Figure content listings:
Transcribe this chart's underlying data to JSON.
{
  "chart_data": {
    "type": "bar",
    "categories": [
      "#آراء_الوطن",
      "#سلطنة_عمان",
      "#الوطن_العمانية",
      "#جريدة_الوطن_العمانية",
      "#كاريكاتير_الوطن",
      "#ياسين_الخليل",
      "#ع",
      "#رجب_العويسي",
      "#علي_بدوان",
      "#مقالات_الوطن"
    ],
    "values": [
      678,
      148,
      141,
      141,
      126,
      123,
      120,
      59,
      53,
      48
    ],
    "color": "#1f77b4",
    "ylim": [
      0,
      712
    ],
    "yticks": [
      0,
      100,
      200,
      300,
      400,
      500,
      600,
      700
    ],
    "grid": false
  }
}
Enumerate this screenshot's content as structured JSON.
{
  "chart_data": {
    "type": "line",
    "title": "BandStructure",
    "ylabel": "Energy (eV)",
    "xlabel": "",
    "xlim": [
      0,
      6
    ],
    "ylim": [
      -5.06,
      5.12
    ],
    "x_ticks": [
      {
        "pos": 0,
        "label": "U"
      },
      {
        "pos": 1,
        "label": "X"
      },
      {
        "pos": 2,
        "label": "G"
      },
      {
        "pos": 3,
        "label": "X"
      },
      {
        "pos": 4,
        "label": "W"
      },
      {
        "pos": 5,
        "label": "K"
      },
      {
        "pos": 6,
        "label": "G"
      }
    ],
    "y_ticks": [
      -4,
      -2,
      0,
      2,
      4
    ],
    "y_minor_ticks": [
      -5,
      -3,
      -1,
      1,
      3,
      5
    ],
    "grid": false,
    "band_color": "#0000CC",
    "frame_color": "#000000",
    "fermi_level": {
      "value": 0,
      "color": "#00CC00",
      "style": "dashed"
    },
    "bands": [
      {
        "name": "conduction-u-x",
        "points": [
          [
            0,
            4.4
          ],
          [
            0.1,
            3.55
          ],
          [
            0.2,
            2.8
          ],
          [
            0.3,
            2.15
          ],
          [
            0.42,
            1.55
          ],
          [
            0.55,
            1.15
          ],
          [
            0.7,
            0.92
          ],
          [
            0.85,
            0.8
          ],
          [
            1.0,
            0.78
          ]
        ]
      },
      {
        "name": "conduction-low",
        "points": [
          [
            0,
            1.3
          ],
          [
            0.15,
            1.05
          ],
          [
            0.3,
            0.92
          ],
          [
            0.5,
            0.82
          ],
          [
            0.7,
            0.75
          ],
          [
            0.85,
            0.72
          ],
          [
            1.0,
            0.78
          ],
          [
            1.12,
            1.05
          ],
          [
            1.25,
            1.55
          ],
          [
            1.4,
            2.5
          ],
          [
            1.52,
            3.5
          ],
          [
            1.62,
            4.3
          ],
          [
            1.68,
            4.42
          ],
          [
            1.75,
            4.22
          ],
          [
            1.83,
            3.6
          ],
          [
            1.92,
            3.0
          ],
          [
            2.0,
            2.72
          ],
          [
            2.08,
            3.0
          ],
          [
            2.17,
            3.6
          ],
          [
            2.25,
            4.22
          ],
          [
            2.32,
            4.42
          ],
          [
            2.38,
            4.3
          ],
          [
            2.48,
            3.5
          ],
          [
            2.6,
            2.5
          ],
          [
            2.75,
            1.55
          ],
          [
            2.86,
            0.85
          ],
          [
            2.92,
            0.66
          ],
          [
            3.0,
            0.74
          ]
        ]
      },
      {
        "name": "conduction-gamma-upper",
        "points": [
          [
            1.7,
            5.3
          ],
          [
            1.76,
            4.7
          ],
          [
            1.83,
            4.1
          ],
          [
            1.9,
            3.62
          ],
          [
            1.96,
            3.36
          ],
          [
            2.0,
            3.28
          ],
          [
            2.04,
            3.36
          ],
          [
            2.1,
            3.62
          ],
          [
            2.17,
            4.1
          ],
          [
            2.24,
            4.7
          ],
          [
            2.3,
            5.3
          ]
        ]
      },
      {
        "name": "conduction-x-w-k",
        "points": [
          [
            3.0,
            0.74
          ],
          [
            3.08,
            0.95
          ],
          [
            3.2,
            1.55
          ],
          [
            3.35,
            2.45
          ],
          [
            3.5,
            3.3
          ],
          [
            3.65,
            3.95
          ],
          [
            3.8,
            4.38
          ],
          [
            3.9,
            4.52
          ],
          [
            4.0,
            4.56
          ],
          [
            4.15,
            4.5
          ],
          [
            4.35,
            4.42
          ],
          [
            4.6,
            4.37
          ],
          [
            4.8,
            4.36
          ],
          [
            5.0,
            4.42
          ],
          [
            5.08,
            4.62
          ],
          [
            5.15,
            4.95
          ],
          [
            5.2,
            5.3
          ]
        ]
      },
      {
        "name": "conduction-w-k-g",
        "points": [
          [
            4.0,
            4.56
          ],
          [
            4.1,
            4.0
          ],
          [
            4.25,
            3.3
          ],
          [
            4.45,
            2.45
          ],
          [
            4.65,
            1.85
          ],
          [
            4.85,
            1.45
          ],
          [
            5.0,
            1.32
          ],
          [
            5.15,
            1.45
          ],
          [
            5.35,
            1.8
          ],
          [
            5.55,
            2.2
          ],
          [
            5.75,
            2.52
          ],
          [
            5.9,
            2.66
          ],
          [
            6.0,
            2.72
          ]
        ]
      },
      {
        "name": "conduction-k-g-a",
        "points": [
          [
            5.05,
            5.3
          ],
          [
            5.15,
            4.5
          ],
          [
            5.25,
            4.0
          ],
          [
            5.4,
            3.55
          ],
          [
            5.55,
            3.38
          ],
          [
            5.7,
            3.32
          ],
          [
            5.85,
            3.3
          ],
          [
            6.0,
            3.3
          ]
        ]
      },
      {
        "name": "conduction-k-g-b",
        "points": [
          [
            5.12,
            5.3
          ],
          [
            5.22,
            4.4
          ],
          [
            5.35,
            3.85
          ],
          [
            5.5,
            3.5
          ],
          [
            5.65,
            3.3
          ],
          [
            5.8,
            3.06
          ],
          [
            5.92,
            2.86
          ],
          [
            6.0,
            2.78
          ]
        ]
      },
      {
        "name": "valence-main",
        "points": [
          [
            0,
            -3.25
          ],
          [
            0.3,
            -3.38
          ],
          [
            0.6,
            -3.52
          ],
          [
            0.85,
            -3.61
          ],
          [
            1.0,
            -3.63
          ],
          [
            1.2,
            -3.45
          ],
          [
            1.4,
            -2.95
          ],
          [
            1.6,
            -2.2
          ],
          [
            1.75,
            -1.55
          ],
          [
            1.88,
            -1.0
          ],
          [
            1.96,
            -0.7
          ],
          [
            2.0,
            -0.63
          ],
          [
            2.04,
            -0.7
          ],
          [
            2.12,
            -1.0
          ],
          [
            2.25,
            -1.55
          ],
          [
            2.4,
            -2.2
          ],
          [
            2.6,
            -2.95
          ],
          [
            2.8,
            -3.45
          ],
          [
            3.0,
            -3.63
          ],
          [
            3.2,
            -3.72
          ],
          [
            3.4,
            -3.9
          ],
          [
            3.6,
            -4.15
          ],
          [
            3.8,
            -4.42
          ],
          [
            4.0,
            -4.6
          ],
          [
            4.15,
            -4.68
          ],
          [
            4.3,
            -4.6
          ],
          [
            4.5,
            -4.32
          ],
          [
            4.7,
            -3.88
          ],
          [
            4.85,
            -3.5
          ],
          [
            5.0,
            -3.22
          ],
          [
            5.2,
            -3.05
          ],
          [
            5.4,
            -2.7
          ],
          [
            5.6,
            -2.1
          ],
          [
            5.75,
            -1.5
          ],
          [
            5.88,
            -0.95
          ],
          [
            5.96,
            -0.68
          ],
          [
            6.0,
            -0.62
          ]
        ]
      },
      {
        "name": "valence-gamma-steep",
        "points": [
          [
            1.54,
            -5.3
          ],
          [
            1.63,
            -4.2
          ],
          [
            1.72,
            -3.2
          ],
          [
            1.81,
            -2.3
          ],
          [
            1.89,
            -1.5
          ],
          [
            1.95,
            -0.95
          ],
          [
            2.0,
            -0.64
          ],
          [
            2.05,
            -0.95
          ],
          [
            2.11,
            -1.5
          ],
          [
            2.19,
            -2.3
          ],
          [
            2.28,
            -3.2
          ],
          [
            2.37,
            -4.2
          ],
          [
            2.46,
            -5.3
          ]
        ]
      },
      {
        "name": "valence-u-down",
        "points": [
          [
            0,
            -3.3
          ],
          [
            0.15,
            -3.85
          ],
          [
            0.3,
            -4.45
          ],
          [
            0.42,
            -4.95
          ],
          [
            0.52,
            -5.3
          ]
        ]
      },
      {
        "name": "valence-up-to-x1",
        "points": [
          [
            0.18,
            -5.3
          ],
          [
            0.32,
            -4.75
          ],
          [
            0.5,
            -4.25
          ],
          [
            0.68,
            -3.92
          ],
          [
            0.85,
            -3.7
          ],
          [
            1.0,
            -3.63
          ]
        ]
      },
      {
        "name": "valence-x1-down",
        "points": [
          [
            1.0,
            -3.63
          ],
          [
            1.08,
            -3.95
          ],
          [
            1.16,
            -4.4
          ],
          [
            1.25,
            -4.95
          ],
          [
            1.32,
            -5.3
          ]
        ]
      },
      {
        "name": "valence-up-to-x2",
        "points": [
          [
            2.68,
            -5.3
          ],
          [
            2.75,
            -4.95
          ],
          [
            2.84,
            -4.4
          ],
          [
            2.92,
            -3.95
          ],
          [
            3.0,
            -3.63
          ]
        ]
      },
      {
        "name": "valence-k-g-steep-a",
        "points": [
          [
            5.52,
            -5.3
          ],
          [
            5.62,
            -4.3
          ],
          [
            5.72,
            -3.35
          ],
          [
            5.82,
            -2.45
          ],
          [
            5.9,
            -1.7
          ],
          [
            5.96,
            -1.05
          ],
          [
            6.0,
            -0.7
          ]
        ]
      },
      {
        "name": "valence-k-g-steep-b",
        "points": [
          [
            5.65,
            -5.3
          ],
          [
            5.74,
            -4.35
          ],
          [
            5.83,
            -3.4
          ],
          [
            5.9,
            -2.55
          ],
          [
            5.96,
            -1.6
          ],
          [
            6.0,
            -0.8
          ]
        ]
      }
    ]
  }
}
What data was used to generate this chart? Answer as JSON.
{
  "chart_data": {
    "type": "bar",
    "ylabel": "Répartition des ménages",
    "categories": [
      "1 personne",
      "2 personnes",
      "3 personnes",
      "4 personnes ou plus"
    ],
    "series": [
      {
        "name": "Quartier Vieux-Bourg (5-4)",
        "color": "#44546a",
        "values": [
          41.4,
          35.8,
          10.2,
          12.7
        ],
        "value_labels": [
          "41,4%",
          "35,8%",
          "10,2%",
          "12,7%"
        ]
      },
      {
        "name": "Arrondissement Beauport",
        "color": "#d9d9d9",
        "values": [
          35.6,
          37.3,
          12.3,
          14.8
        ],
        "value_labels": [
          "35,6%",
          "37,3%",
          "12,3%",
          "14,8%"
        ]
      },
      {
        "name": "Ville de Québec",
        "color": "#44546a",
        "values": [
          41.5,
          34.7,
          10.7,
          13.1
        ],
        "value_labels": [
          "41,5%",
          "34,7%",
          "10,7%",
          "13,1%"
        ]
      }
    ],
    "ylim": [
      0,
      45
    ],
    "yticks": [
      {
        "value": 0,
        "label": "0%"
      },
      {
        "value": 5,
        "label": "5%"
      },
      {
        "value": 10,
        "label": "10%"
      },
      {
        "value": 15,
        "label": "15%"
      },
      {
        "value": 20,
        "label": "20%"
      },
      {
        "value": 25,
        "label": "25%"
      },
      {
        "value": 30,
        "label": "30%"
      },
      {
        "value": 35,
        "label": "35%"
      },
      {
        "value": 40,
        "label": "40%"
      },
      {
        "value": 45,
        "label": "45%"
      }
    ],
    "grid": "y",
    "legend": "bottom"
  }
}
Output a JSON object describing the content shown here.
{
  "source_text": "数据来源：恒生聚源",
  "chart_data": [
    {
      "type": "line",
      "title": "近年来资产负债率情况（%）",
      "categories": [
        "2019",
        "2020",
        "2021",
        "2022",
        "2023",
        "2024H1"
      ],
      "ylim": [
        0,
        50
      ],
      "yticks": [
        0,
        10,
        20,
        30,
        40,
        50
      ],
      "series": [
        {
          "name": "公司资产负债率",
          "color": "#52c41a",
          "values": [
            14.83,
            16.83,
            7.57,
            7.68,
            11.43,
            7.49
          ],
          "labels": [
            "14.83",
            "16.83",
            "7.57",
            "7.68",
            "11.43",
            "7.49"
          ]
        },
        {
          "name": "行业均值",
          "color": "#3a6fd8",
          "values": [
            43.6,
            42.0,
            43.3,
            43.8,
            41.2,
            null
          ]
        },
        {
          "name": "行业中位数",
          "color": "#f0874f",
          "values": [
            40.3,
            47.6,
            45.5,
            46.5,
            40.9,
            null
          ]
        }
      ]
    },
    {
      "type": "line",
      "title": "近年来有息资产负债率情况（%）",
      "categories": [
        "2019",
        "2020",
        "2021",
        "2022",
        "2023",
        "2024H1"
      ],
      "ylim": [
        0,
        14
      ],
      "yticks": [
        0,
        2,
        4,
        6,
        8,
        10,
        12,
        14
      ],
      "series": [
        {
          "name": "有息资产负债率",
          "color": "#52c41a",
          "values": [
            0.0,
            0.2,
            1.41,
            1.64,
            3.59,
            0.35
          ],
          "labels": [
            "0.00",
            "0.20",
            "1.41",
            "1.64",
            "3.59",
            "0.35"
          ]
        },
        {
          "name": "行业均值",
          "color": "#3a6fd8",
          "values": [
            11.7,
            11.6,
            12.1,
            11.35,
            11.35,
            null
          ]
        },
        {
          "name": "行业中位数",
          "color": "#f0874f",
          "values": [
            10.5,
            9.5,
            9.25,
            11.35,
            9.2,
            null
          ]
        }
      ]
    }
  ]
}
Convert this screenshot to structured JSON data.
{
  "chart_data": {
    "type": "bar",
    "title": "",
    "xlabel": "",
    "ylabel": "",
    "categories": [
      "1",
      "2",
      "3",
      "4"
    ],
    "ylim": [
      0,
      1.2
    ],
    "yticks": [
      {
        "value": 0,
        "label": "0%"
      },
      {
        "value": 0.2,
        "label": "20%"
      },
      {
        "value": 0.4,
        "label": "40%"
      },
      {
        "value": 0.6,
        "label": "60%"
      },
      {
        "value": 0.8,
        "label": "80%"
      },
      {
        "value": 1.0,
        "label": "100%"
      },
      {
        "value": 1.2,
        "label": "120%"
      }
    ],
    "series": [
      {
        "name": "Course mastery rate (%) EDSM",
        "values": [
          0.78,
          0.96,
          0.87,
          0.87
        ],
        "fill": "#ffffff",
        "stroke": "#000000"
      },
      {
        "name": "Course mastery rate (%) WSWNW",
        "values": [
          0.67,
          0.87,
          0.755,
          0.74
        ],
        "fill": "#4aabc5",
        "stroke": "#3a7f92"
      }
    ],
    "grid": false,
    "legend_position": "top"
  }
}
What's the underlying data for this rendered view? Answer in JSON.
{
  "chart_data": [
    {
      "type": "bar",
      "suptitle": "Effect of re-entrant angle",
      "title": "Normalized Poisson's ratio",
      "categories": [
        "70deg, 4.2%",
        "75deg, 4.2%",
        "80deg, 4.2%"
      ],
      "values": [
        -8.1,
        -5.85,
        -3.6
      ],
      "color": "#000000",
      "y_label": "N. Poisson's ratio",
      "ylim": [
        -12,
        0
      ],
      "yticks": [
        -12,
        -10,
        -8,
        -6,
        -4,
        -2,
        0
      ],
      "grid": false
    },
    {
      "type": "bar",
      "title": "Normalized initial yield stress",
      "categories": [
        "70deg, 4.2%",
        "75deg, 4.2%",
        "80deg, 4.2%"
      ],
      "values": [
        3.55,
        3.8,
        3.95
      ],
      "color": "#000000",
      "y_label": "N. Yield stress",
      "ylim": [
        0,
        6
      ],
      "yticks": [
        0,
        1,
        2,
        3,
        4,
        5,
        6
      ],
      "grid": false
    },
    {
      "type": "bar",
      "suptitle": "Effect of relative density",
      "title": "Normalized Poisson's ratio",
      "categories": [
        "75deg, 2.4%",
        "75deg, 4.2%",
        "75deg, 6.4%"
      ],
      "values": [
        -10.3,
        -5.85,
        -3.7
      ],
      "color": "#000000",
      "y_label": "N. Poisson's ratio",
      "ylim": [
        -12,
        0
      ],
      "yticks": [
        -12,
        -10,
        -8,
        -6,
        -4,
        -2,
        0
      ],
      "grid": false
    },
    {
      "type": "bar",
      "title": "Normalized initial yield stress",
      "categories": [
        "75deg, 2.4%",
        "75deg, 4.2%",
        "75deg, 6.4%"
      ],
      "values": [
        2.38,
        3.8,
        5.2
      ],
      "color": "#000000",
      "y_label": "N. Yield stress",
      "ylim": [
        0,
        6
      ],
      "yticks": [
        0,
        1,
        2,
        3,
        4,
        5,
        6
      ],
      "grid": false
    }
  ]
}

### Given request
Check each line of the records for the word "valence" and extract those that contain it.

### Response
        "name": "valence-main",
        "name": "valence-gamma-steep",
        "name": "valence-u-down",
        "name": "valence-up-to-x1",
        "name": "valence-x1-down",
        "name": "valence-up-to-x2",
        "name": "valence-k-g-steep-a",
        "name": "valence-k-g-steep-b",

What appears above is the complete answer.